TASK REQUIREMENTS: Among the entries, which lines carry the string "shopping"? Copy each of them.

Saved entries

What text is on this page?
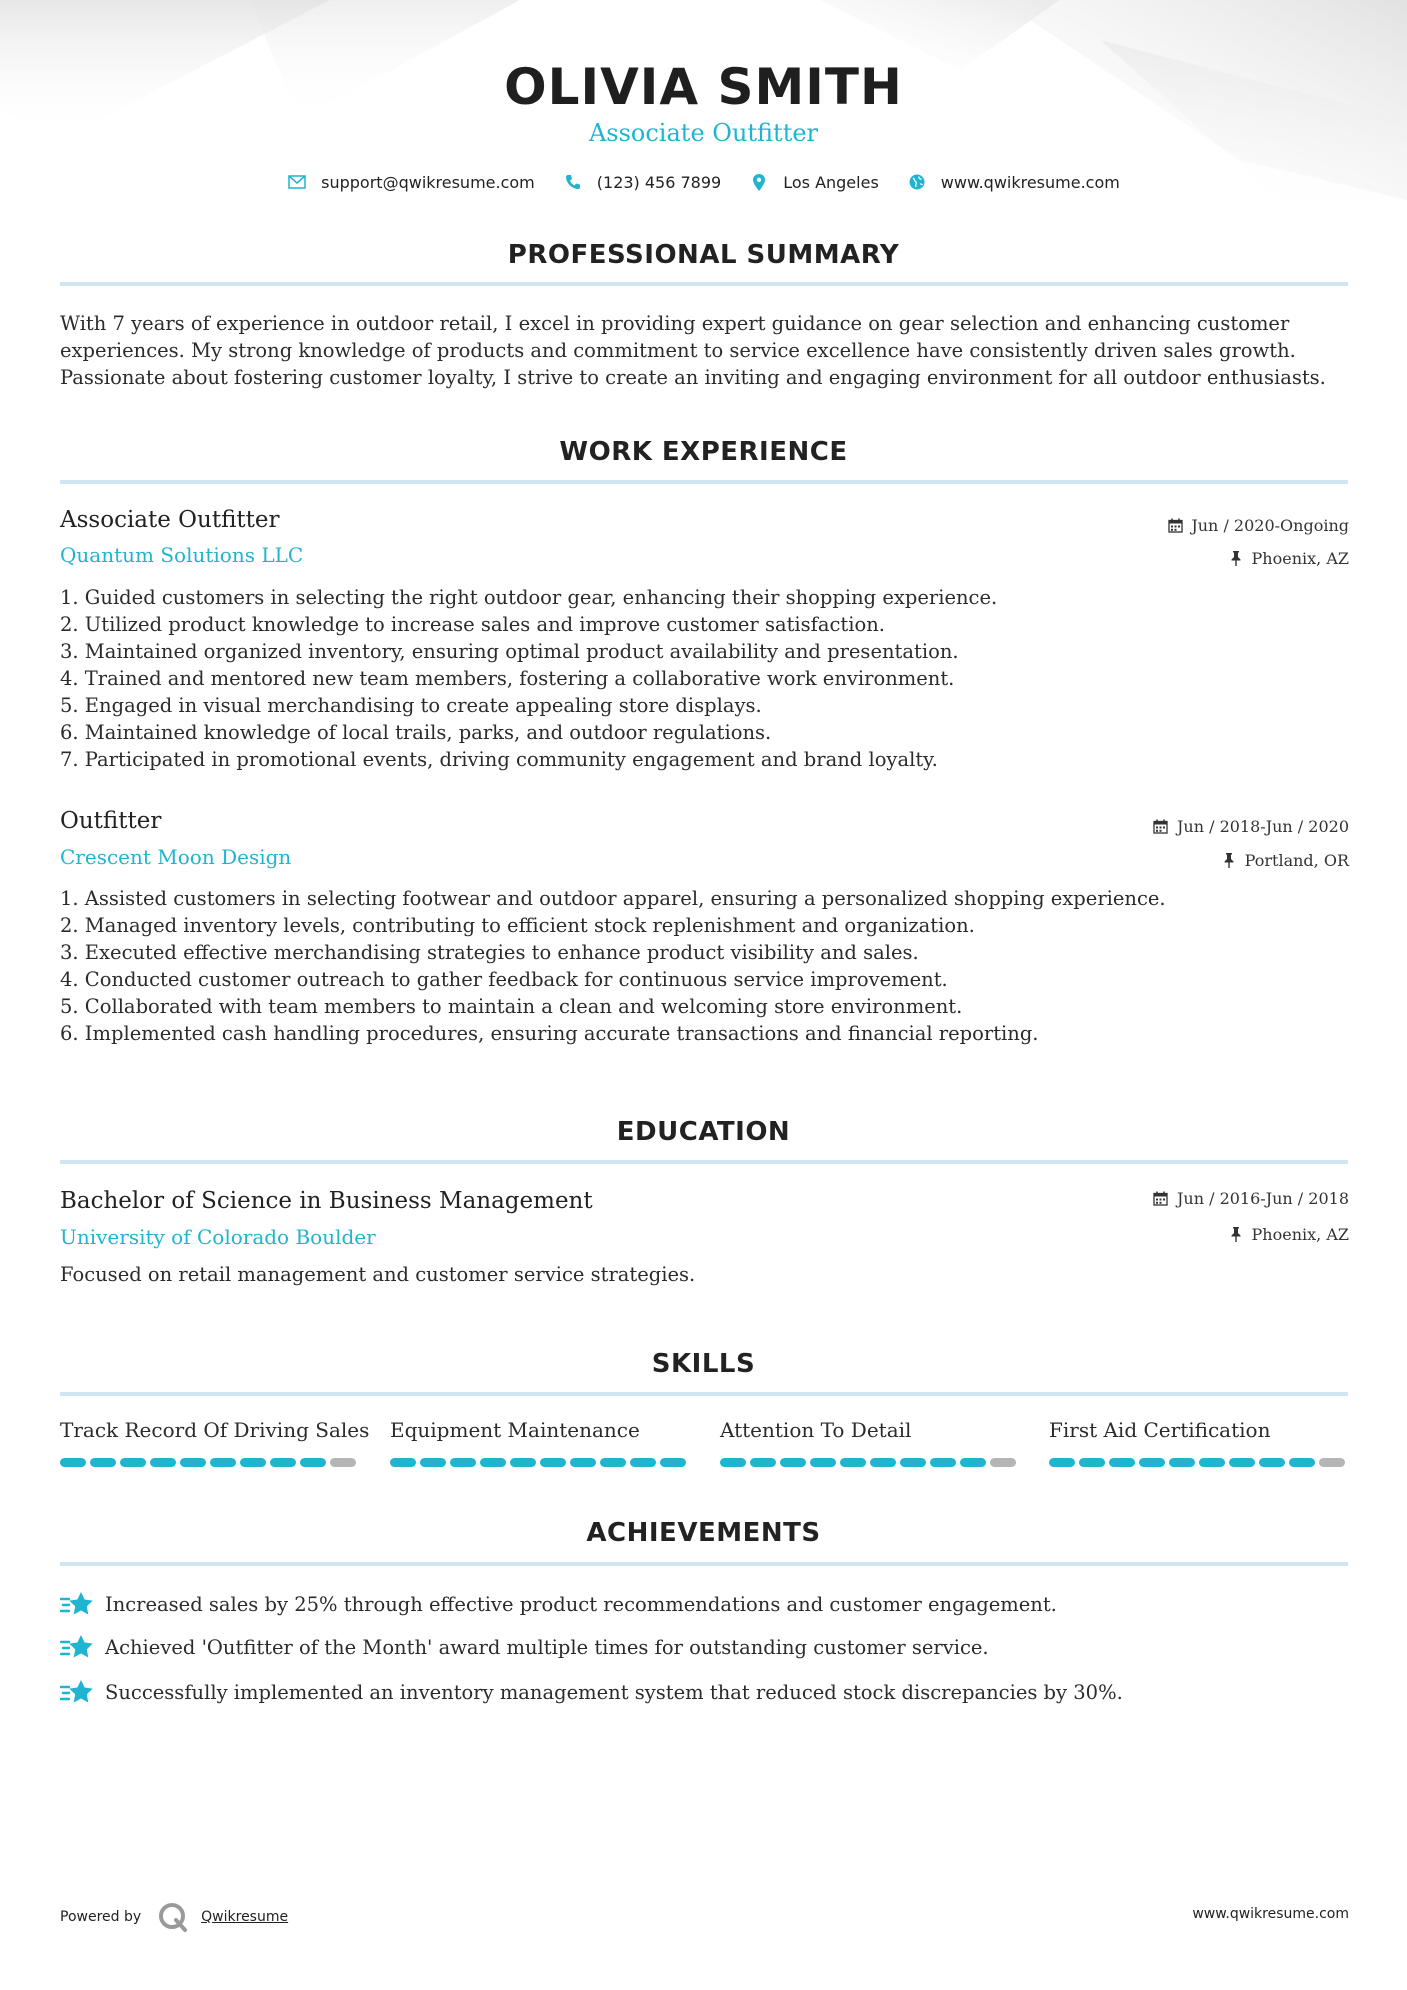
OLIVIA SMITH
Associate Outfitter
support@qwikresume.com	(123) 456 7899	Los Angeles	www.qwikresume.com
PROFESSIONAL SUMMARY
With 7 years of experience in outdoor retail, I excel in providing expert guidance on gear selection and enhancing customer
experiences. My strong knowledge of products and commitment to service excellence have consistently driven sales growth.
Passionate about fostering customer loyalty, I strive to create an inviting and engaging environment for all outdoor enthusiasts.
WORK EXPERIENCE
Associate Outfitter
Quantum Solutions LLC
Jun / 2020-Ongoing
Phoenix, AZ
1. Guided customers in selecting the right outdoor gear, enhancing their shopping experience.
2. Utilized product knowledge to increase sales and improve customer satisfaction.
3. Maintained organized inventory, ensuring optimal product availability and presentation.
4. Trained and mentored new team members, fostering a collaborative work environment.
5. Engaged in visual merchandising to create appealing store displays.
6. Maintained knowledge of local trails, parks, and outdoor regulations.
7. Participated in promotional events, driving community engagement and brand loyalty.
Outfitter
Crescent Moon Design
Jun / 2018-Jun / 2020
Portland, OR
1. Assisted customers in selecting footwear and outdoor apparel, ensuring a personalized shopping experience.
2. Managed inventory levels, contributing to efficient stock replenishment and organization.
3. Executed effective merchandising strategies to enhance product visibility and sales.
4. Conducted customer outreach to gather feedback for continuous service improvement.
5. Collaborated with team members to maintain a clean and welcoming store environment.
6. Implemented cash handling procedures, ensuring accurate transactions and financial reporting.
EDUCATION
Bachelor of Science in Business Management
University of Colorado Boulder
Jun / 2016-Jun / 2018
Phoenix, AZ
Focused on retail management and customer service strategies.
SKILLS
Track Record Of Driving Sales Equipment Maintenance	Attention To Detail	First Aid Certification
ACHIEVEMENTS
Increased sales by 25% through effective product recommendations and customer engagement.
Achieved 'Outfitter of the Month' award multiple times for outstanding customer service.
Successfully implemented an inventory management system that reduced stock discrepancies by 30%.
Powered by	Qwikresume	www.qwikresume.com
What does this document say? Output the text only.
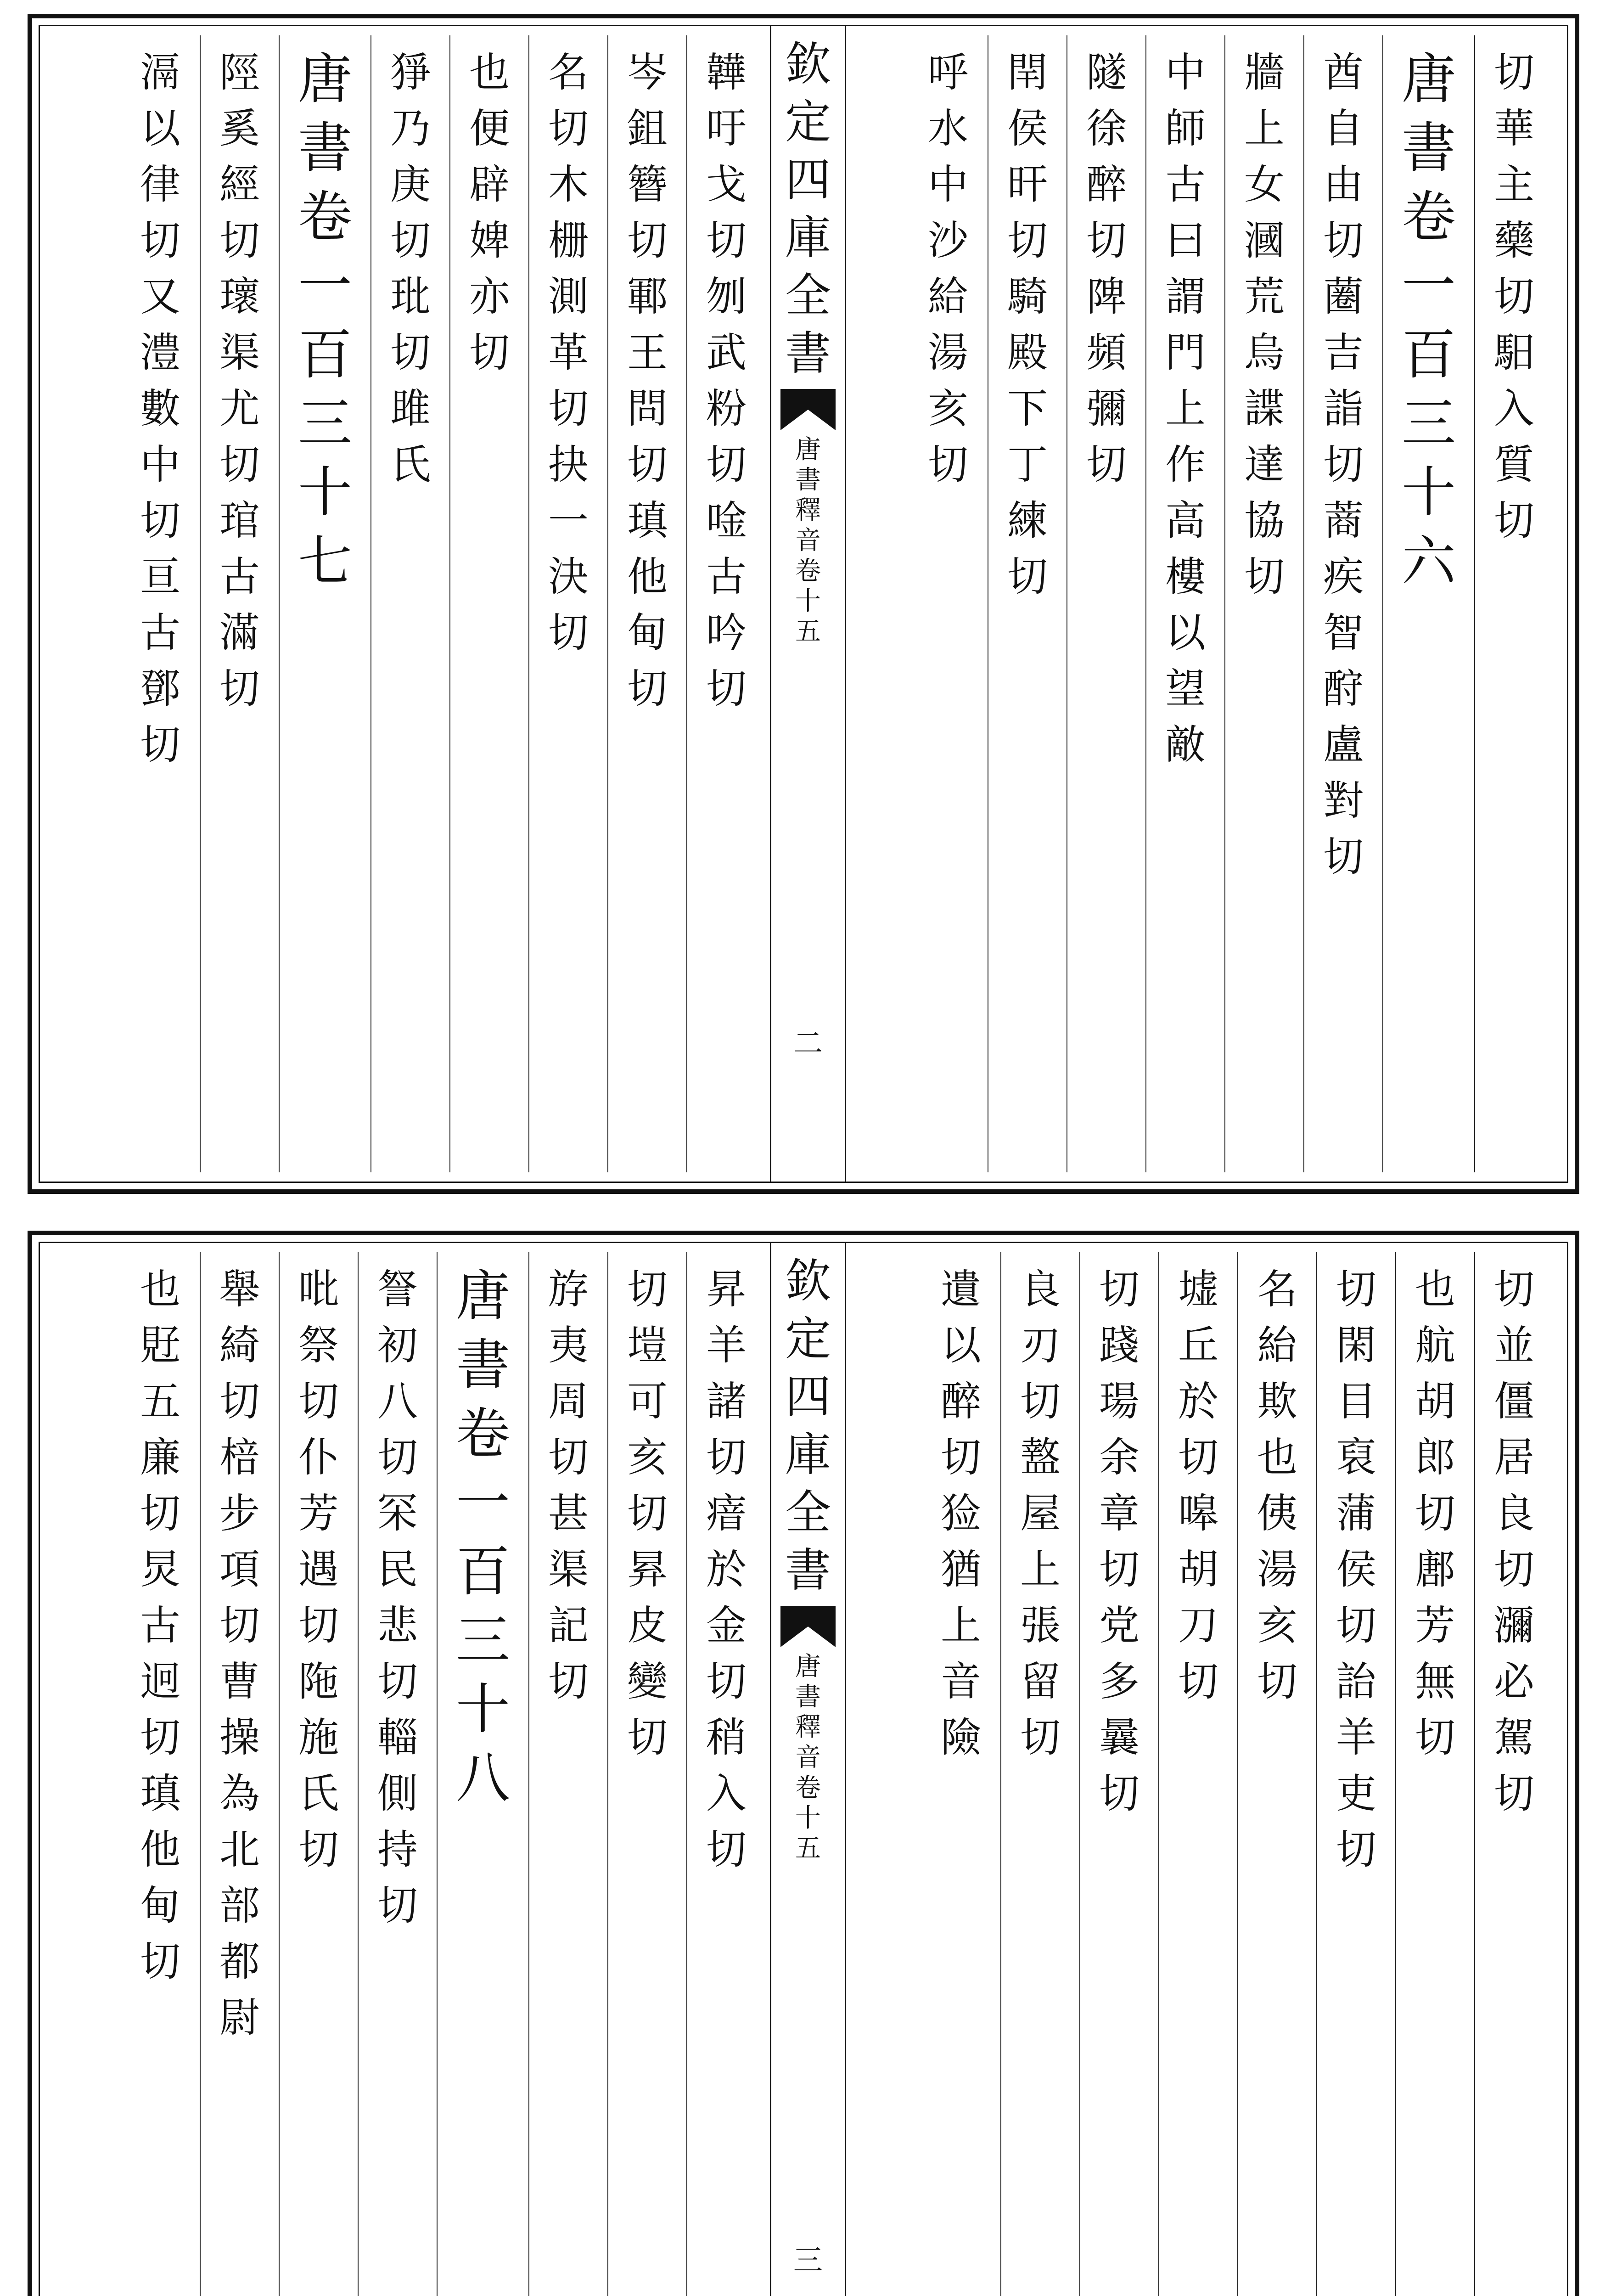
切
華
主
藥
切
馹
入
質
切
唐
書
卷
一
百
三
十
六
酋
自
由
切
蔨
吉
詣
切
蔏
疾
智
酧
盧
對
切
牆
上
女
漍
荒
烏
諜
達
協
切
中
師
古
曰
謂
門
上
作
高
樓
以
望
敵
隧
徐
醉
切
陴
頻
彌
切
閈
侯
旰
切
騎
殿
下
丁
練
切
呼
水
中
沙
給
湯
亥
切
欽
定
四
庫
全
書
唐
書
釋
音
卷
十
五
二
韡
吁
戈
切
刎
武
粉
切
唫
古
吟
切
岑
鉏
簪
切
鄆
王
問
切
瑱
他
甸
切
名
切
木
栅
測
革
切
抉
一
決
切
也
便
辟
婢
亦
切
猙
乃
庚
切
玭
切
雎
氏
唐
書
卷
一
百
三
十
七
陘
奚
經
切
瓌
渠
尤
切
琯
古
滿
切
滆
以
律
切
又
澧
數
中
切
亘
古
鄧
切
切
並
僵
居
良
切
瀰
必
駕
切
也
航
胡
郎
切
鄌
芳
無
切
切
閑
目
裒
蒲
侯
切
詒
羊
吏
切
名
紿
欺
也
侇
湯
亥
切
墟
丘
於
切
嗥
胡
刀
切
切
踐
瑒
余
章
切
党
多
曩
切
良
刃
切
盩
屋
上
張
留
切
遺
以
醉
切
猃
猶
上
音
險
欽
定
四
庫
全
書
唐
書
釋
音
卷
十
五
三
昇
羊
諸
切
瘖
於
金
切
稍
入
切
切
塏
可
亥
切
昪
皮
變
切
斿
夷
周
切
甚
渠
記
切
唐
書
卷
一
百
三
十
八
詧
初
八
切
罙
民
悲
切
輜
側
持
切
吡
祭
切
仆
芳
遇
切
陁
施
氏
切
舉
綺
切
棓
步
項
切
曹
操
為
北
部
都
尉
也
覎
五
廉
切
炅
古
迥
切
瑱
他
甸
切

RESULT FOR THIS TASK:
1. Guided customers in selecting the right outdoor gear, enhancing their shopping experience.
1. Assisted customers in selecting footwear and outdoor apparel, ensuring a personalized shopping experience.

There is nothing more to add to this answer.